— start SUPPLIED RECORDS —

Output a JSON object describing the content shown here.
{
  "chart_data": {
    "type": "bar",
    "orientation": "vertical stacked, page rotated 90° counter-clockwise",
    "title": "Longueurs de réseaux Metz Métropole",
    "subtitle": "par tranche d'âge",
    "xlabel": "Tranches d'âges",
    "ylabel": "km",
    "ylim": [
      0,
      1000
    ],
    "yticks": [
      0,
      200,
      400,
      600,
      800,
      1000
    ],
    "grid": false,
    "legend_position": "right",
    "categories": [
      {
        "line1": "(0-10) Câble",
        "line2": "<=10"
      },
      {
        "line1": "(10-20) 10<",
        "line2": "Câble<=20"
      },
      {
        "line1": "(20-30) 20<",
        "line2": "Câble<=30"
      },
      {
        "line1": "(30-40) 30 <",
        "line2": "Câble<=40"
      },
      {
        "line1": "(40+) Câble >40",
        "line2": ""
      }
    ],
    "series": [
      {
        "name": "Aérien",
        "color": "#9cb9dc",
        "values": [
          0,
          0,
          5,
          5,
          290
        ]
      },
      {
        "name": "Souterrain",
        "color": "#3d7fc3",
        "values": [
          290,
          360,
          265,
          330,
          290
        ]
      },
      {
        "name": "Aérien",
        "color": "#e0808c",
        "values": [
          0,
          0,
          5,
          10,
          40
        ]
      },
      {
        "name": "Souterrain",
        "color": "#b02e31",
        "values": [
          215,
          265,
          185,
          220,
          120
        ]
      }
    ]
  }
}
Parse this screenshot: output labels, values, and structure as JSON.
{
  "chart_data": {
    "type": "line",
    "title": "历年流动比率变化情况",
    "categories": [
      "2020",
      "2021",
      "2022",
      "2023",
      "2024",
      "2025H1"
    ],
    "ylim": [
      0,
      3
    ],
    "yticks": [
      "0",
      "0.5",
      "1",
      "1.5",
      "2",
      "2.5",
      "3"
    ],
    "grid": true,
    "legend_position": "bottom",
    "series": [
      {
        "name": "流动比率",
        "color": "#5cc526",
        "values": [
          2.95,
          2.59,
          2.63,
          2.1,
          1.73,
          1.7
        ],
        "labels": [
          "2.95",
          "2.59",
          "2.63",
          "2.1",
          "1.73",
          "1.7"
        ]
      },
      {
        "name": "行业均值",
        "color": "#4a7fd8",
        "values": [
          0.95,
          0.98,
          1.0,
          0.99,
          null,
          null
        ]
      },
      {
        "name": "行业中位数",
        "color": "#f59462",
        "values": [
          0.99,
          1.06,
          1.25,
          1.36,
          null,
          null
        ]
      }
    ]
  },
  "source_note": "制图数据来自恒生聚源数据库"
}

— end SUPPLIED RECORDS —

WHAT IS BEING ASKED
Write out, word for word, every line from the one containing "Parse this screenshot: output" through the last line of the records above.

SOLUTION FOR THIS PROBLEM
Parse this screenshot: output labels, values, and structure as JSON.
{
  "chart_data": {
    "type": "line",
    "title": "历年流动比率变化情况",
    "categories": [
      "2020",
      "2021",
      "2022",
      "2023",
      "2024",
      "2025H1"
    ],
    "ylim": [
      0,
      3
    ],
    "yticks": [
      "0",
      "0.5",
      "1",
      "1.5",
      "2",
      "2.5",
      "3"
    ],
    "grid": true,
    "legend_position": "bottom",
    "series": [
      {
        "name": "流动比率",
        "color": "#5cc526",
        "values": [
          2.95,
          2.59,
          2.63,
          2.1,
          1.73,
          1.7
        ],
        "labels": [
          "2.95",
          "2.59",
          "2.63",
          "2.1",
          "1.73",
          "1.7"
        ]
      },
      {
        "name": "行业均值",
        "color": "#4a7fd8",
        "values": [
          0.95,
          0.98,
          1.0,
          0.99,
          null,
          null
        ]
      },
      {
        "name": "行业中位数",
        "color": "#f59462",
        "values": [
          0.99,
          1.06,
          1.25,
          1.36,
          null,
          null
        ]
      }
    ]
  },
  "source_note": "制图数据来自恒生聚源数据库"
}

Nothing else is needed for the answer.